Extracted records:

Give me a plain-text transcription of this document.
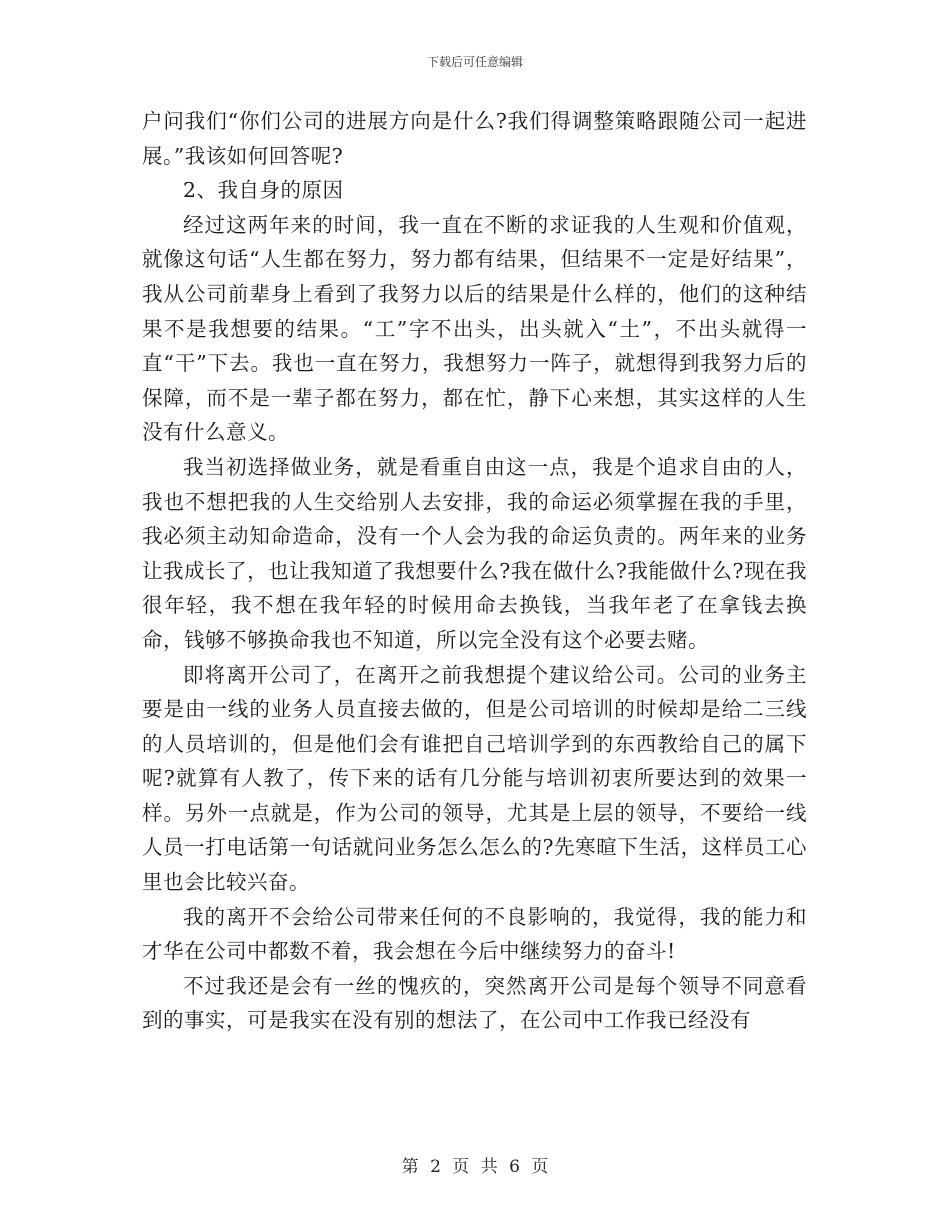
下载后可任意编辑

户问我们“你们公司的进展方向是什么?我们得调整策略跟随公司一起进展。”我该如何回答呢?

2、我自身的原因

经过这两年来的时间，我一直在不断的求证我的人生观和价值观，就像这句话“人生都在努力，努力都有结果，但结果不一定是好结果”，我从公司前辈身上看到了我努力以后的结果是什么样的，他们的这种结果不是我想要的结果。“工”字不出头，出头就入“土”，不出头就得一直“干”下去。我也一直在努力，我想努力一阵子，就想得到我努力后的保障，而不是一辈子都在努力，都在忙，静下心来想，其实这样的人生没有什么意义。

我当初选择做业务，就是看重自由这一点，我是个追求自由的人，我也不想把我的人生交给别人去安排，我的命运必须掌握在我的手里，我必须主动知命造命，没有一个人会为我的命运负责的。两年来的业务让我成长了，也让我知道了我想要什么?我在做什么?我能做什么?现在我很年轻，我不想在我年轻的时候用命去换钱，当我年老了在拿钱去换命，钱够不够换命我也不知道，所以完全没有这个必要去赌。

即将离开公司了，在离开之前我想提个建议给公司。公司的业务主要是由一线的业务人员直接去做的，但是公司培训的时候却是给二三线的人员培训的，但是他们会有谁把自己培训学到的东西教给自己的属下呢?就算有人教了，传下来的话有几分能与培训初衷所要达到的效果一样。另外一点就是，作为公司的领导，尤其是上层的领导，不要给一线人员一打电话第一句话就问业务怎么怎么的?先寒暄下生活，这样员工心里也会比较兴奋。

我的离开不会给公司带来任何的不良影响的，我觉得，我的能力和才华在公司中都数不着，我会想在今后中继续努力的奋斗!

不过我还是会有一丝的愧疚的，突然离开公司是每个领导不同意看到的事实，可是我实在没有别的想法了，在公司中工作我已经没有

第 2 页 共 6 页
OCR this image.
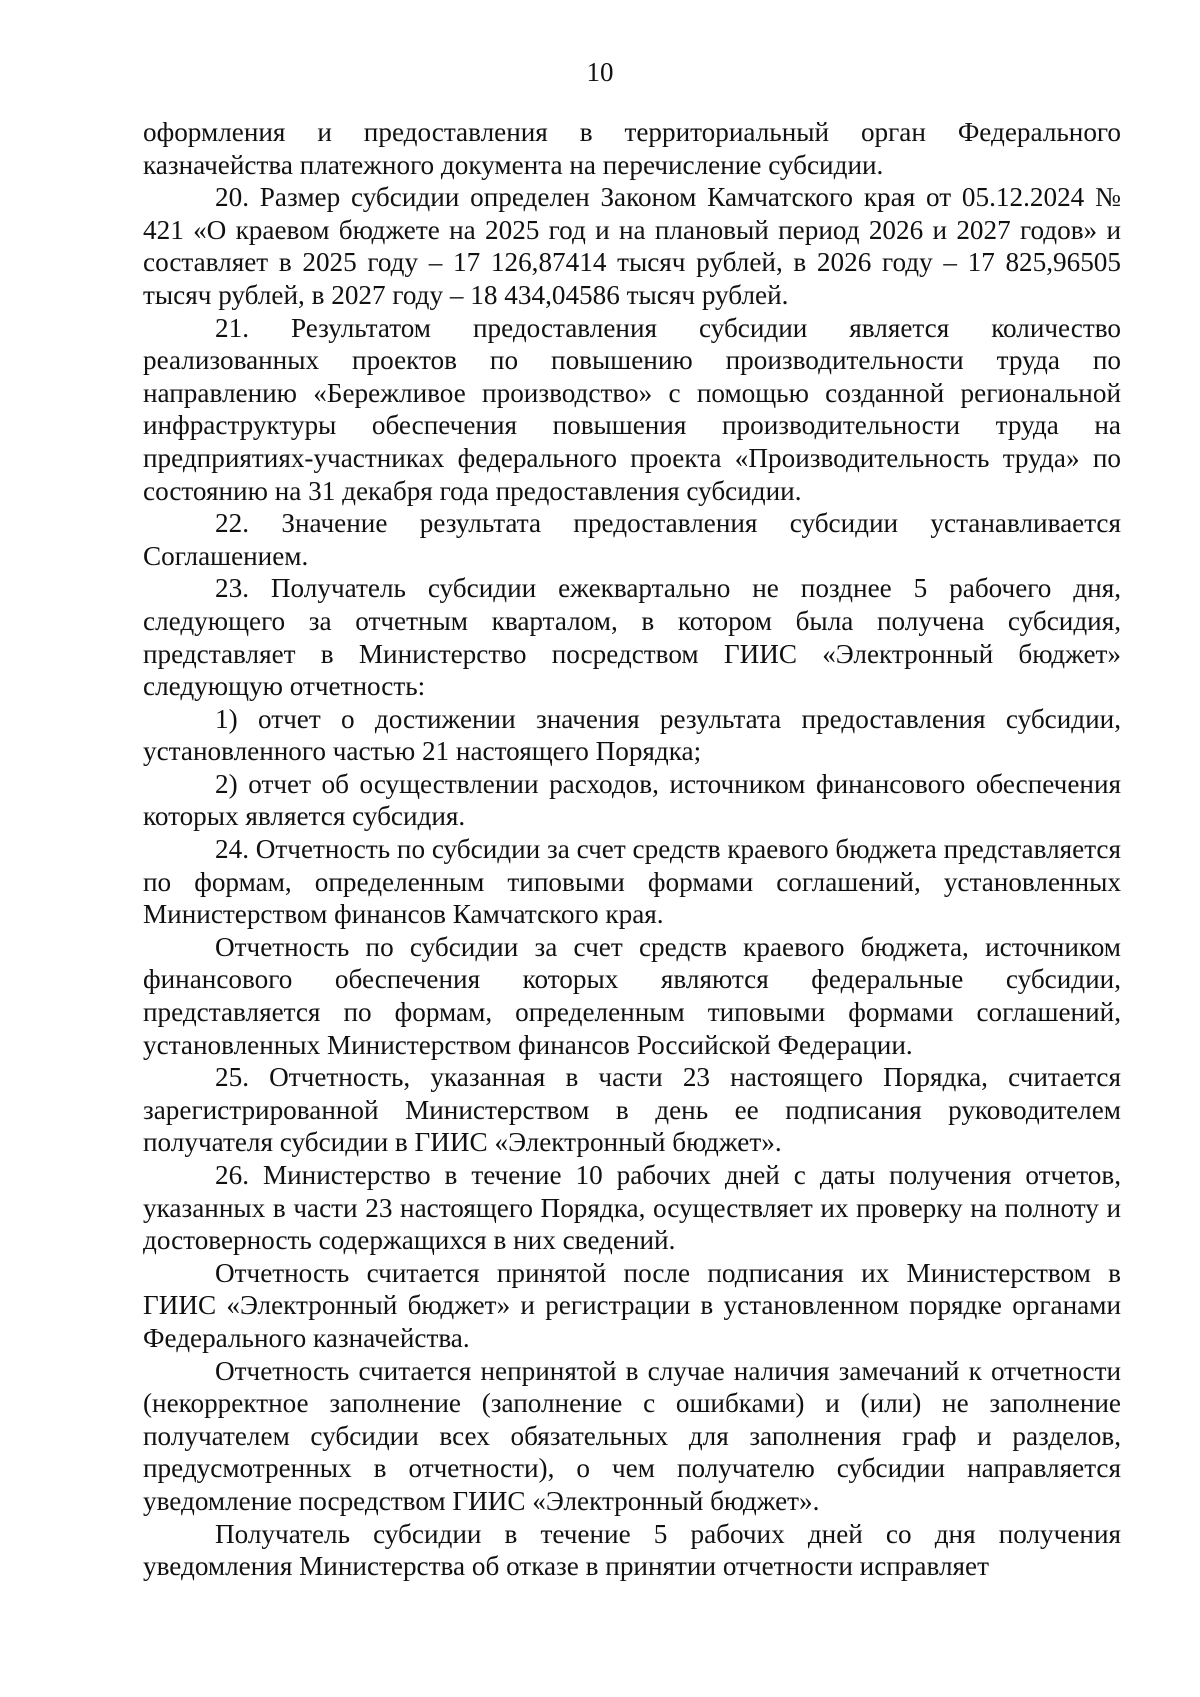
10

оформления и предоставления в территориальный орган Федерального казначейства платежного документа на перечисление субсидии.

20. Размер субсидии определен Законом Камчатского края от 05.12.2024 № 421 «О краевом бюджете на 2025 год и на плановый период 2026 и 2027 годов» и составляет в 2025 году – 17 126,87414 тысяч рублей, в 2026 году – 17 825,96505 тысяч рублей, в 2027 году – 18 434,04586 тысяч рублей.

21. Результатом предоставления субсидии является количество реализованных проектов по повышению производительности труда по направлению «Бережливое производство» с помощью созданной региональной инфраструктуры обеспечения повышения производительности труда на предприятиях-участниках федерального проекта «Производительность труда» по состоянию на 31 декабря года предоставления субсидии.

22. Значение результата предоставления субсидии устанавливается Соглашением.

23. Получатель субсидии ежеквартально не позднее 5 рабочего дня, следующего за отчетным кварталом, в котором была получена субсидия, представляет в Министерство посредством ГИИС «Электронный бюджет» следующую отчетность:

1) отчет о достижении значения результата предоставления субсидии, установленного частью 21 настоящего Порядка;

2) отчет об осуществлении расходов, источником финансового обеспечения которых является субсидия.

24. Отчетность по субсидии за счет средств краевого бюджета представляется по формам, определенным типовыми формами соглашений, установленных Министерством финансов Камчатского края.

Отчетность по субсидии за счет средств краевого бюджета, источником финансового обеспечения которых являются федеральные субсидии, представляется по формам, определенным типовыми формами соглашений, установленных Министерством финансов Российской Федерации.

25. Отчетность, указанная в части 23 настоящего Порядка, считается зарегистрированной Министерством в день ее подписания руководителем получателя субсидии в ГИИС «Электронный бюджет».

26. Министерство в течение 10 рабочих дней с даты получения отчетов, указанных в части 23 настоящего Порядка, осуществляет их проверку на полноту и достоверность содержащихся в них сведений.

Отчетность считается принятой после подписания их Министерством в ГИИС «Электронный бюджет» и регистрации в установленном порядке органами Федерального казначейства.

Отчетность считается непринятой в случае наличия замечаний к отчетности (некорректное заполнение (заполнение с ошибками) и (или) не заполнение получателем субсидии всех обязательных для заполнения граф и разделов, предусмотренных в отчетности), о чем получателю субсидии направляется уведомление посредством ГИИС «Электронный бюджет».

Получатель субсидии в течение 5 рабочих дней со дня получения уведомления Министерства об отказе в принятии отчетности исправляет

Task requirements.
Take every line from the data above that holds "настоящего" and copy it out.

Written answer.
1) отчет о достижении значения результата предоставления субсидии, установленного частью 21 настоящего Порядка;
25. Отчетность, указанная в части 23 настоящего Порядка, считается зарегистрированной Министерством в день ее подписания руководителем получателя субсидии в ГИИС «Электронный бюджет».
26. Министерство в течение 10 рабочих дней с даты получения отчетов, указанных в части 23 настоящего Порядка, осуществляет их проверку на полноту и достоверность содержащихся в них сведений.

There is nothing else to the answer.